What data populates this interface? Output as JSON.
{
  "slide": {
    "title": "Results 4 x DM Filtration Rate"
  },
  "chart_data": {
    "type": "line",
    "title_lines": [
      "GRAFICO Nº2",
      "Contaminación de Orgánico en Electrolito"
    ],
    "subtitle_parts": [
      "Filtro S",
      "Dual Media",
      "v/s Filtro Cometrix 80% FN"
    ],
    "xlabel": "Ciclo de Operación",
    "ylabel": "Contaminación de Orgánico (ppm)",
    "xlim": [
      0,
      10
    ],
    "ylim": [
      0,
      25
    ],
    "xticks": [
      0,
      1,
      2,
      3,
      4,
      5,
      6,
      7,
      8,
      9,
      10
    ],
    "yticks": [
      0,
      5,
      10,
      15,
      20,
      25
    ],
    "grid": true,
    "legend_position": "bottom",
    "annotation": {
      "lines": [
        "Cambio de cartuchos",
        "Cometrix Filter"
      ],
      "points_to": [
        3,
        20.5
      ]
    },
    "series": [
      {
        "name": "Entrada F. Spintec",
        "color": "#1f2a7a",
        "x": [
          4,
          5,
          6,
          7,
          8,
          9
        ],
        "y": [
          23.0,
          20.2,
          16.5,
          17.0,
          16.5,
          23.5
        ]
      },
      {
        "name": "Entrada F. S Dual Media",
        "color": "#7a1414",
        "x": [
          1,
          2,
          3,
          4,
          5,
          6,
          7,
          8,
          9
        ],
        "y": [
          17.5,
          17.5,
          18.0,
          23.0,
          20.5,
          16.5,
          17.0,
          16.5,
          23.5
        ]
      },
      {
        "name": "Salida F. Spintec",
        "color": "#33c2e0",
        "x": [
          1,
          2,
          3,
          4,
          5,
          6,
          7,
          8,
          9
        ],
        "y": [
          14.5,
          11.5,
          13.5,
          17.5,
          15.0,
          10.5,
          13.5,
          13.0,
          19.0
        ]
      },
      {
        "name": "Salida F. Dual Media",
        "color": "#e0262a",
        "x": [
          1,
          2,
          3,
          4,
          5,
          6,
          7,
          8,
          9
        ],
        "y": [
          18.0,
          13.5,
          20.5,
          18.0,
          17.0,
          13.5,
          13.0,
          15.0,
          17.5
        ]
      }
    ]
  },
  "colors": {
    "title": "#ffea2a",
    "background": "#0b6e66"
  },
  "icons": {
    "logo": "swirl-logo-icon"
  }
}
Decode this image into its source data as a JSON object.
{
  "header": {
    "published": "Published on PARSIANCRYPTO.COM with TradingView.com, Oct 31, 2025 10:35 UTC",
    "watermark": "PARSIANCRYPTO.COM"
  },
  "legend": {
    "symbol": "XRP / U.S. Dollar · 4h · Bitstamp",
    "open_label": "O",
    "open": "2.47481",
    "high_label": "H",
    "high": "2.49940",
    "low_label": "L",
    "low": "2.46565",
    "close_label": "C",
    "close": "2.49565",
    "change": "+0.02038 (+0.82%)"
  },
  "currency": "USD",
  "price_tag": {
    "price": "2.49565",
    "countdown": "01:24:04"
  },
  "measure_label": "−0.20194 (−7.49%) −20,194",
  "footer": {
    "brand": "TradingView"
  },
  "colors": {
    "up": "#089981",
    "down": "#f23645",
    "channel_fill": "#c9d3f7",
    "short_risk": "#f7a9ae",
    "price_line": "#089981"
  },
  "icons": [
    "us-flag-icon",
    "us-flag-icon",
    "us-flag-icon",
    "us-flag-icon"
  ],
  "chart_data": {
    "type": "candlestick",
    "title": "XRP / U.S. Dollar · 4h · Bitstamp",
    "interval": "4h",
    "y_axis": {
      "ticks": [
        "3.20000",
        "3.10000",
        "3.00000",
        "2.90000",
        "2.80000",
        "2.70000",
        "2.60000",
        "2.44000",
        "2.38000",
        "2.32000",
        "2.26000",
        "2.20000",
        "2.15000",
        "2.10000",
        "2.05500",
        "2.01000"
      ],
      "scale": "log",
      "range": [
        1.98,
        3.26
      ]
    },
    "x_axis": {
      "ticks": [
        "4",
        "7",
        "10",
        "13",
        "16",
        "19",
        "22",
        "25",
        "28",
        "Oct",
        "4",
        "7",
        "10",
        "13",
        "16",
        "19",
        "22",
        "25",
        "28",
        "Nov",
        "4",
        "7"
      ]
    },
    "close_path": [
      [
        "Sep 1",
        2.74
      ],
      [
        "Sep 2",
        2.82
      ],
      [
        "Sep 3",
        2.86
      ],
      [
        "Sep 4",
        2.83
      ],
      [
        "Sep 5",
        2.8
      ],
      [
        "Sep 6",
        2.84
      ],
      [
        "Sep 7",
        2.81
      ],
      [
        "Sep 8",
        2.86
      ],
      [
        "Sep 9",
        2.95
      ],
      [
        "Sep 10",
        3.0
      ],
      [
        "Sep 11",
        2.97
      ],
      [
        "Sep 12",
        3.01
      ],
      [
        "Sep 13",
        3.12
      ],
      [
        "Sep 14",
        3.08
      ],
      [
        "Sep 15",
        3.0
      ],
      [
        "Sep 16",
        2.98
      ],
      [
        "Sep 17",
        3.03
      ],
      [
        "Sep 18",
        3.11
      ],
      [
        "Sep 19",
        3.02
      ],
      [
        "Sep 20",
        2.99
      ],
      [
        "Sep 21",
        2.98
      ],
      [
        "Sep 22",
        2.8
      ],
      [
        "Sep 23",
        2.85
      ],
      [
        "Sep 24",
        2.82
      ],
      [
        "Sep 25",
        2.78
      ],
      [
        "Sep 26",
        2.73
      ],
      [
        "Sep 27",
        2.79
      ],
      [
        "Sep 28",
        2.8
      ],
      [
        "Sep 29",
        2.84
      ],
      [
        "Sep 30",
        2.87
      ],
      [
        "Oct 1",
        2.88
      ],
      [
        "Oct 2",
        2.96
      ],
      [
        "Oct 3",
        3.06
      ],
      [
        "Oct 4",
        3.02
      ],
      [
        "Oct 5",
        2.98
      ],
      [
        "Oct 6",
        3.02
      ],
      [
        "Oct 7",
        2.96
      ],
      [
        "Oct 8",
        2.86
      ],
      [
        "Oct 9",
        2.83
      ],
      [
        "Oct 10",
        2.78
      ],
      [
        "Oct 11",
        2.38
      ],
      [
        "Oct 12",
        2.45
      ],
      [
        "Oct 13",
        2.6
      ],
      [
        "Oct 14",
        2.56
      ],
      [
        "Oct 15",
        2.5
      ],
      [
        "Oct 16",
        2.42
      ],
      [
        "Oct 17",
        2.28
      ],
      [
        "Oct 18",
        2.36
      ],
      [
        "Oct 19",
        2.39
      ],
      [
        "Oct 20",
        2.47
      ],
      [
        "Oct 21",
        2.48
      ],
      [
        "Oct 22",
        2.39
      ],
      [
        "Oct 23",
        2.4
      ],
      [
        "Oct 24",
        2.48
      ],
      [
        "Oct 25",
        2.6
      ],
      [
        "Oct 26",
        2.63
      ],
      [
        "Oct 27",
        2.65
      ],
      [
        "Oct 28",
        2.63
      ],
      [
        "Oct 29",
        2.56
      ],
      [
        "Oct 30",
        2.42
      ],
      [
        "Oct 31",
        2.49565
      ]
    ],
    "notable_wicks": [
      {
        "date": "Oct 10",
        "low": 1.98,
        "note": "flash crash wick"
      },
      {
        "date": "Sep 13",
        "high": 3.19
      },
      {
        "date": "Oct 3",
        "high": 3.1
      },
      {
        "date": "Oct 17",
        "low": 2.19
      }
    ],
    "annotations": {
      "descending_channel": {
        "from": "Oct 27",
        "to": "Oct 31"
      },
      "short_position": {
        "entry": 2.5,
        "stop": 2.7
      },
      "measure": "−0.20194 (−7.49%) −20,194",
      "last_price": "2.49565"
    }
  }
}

▬▬▬▬▬▬

§ **Task statement**
Pick out each line containing "Salida" and report it.

§ **Written solution**
        "name": "Salida F. Spintec",
        "name": "Salida F. Dual Media",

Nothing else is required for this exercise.